■ EXTRACTED INFORMATION
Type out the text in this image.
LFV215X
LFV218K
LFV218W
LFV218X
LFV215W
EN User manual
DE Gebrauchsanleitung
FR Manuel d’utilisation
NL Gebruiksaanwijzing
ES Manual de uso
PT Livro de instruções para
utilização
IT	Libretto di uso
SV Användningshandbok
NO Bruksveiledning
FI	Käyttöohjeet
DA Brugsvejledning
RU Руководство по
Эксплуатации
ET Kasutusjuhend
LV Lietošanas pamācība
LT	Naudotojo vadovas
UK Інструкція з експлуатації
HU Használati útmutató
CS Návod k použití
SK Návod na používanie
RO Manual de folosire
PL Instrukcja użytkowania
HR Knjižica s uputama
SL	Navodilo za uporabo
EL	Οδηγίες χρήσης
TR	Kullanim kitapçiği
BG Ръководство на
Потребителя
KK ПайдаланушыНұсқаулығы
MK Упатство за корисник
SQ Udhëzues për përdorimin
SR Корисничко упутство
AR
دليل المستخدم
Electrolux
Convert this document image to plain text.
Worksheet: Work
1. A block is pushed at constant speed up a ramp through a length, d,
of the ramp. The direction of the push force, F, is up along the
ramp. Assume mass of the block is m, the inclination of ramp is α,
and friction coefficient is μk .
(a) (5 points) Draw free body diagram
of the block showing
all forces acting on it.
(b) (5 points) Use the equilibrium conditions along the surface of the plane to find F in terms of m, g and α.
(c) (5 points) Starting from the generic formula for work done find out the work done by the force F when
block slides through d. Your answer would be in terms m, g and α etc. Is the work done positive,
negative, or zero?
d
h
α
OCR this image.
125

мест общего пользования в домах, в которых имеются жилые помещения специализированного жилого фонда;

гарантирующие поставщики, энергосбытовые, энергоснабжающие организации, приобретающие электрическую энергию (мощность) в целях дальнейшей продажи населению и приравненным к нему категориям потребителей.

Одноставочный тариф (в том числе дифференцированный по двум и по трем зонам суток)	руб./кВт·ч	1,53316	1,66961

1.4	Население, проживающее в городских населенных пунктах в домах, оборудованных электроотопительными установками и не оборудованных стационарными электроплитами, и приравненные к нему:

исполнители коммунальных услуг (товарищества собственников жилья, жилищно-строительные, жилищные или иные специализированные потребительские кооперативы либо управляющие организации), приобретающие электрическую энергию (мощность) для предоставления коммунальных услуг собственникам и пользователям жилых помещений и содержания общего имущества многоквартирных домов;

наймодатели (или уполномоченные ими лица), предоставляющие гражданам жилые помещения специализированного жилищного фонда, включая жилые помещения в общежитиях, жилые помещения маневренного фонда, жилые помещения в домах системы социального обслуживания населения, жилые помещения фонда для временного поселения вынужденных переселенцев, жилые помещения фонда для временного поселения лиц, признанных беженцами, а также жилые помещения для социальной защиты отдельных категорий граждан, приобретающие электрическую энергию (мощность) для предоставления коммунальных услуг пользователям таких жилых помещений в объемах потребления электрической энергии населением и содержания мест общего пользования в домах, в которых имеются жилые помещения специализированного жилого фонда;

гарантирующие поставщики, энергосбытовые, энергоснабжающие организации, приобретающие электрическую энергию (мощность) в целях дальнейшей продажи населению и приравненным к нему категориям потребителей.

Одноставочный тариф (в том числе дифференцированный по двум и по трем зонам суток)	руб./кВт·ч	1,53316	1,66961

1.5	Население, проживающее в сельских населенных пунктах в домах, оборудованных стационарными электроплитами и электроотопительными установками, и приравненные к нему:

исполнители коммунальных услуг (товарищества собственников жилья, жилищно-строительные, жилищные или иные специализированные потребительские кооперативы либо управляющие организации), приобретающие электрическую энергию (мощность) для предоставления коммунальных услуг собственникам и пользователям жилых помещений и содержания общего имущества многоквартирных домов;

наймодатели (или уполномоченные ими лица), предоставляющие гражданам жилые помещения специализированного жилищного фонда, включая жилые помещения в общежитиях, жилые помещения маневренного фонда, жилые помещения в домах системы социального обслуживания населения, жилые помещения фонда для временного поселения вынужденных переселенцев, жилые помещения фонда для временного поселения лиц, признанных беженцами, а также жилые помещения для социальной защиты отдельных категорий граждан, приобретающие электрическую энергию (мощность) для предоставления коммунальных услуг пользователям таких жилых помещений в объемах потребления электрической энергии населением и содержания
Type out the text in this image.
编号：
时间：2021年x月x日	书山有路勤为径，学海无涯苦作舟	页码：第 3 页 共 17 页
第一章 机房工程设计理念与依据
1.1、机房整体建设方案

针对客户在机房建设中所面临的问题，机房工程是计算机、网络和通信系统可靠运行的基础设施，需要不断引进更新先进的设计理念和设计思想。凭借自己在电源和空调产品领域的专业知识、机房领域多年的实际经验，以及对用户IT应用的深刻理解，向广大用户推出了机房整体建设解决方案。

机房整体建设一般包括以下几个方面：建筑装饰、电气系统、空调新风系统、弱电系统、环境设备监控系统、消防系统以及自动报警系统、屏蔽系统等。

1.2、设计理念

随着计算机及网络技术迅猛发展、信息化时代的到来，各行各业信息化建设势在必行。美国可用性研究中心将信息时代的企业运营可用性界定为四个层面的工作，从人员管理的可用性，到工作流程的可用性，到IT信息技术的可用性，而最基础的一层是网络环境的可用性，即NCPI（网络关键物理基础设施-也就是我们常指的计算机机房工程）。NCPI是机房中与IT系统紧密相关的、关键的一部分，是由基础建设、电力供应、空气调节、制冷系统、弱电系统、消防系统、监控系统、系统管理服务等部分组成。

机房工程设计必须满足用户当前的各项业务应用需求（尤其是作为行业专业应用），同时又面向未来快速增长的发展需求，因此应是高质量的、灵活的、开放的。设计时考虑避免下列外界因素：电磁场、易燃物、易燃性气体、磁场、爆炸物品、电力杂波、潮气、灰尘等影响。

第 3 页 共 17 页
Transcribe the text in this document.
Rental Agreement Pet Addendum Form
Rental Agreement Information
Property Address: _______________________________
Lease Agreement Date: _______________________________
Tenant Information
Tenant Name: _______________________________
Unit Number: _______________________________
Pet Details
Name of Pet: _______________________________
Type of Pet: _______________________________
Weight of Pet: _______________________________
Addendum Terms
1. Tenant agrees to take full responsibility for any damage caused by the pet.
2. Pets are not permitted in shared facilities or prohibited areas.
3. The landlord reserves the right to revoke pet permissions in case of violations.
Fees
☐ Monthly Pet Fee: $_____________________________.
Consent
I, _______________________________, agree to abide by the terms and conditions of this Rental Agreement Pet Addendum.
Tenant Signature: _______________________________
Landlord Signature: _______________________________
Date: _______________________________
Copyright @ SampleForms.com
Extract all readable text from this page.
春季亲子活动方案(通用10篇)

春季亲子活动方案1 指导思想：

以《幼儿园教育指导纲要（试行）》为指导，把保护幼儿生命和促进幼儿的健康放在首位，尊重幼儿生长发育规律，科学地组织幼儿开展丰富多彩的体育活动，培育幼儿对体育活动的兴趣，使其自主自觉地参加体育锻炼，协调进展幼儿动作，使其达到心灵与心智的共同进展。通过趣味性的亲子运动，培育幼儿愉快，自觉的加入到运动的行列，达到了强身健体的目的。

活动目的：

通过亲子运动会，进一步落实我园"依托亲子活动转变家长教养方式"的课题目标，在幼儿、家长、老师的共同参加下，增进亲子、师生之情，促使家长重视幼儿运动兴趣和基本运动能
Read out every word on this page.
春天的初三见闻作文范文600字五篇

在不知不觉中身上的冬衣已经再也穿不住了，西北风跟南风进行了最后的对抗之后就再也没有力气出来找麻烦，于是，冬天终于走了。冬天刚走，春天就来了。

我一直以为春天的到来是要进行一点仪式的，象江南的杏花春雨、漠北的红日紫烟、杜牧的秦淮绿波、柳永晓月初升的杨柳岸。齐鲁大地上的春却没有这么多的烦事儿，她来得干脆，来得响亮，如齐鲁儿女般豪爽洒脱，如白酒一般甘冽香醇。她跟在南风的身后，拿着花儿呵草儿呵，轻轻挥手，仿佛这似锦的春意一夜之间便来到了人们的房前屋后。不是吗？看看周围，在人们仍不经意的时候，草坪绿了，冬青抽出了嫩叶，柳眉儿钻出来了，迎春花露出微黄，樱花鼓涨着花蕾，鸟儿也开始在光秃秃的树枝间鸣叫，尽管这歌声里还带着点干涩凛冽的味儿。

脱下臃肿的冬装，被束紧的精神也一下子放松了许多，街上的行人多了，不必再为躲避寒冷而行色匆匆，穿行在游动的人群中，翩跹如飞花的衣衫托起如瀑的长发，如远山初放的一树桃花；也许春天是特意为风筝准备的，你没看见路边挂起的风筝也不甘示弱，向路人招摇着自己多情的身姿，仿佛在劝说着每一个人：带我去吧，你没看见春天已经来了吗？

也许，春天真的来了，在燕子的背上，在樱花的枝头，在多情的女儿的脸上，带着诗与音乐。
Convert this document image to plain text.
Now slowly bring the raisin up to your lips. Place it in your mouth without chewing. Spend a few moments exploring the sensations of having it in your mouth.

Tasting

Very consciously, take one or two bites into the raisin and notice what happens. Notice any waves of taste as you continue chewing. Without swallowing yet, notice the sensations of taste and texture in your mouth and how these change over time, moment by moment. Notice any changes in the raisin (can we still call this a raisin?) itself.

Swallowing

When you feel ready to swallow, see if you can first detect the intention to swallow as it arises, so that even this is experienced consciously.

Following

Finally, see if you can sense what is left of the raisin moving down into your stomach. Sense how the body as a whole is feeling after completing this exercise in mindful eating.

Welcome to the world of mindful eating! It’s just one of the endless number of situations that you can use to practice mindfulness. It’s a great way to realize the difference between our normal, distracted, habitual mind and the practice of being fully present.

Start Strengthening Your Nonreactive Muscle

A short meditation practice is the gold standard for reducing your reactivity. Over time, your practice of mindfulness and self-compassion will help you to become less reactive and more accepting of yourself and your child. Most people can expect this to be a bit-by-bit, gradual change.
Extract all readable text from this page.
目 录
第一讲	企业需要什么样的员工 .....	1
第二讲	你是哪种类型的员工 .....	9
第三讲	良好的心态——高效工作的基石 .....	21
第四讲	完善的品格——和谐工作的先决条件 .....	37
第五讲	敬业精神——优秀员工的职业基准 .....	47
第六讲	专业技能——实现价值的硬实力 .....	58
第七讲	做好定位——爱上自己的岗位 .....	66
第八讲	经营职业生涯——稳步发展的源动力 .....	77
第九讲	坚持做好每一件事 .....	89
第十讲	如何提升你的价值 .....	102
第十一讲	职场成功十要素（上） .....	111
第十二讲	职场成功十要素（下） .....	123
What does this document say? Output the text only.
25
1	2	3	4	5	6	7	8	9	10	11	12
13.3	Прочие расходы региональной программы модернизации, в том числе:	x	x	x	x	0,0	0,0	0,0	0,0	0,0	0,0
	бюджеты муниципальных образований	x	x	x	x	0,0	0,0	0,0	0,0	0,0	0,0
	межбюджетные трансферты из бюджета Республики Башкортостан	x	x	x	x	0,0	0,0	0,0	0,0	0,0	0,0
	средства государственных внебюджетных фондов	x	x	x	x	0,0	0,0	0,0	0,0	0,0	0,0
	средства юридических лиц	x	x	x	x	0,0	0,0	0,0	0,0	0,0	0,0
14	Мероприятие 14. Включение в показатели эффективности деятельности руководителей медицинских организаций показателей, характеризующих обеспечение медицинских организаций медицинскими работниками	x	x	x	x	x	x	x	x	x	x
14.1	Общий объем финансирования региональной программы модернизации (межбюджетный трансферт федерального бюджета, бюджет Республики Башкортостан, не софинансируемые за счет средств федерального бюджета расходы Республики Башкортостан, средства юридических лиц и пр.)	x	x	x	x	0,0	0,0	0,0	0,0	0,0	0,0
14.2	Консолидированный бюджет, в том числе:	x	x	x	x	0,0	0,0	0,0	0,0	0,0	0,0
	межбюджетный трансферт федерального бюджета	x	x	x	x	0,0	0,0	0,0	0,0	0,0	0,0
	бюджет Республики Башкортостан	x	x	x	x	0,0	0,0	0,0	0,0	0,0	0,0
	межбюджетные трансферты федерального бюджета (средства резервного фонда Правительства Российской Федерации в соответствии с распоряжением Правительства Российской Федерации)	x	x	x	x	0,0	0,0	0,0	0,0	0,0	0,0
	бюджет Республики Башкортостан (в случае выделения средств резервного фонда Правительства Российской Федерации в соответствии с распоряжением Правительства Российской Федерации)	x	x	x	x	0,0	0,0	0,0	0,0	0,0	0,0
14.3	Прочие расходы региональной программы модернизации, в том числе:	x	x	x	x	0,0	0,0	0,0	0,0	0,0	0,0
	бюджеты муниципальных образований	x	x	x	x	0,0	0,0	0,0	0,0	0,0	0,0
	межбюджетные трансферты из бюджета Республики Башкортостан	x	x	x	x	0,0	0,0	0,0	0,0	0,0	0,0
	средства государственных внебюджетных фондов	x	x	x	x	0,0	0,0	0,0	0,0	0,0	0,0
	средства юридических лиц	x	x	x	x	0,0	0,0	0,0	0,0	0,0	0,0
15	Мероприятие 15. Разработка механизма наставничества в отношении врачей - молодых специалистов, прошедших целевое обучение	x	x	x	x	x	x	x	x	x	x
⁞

■ PROBLEM DESCRIPTION
Count each line of the data where the word "points" appears, then reply with the total only.

■ ANSWER TO THIS EXERCISE
3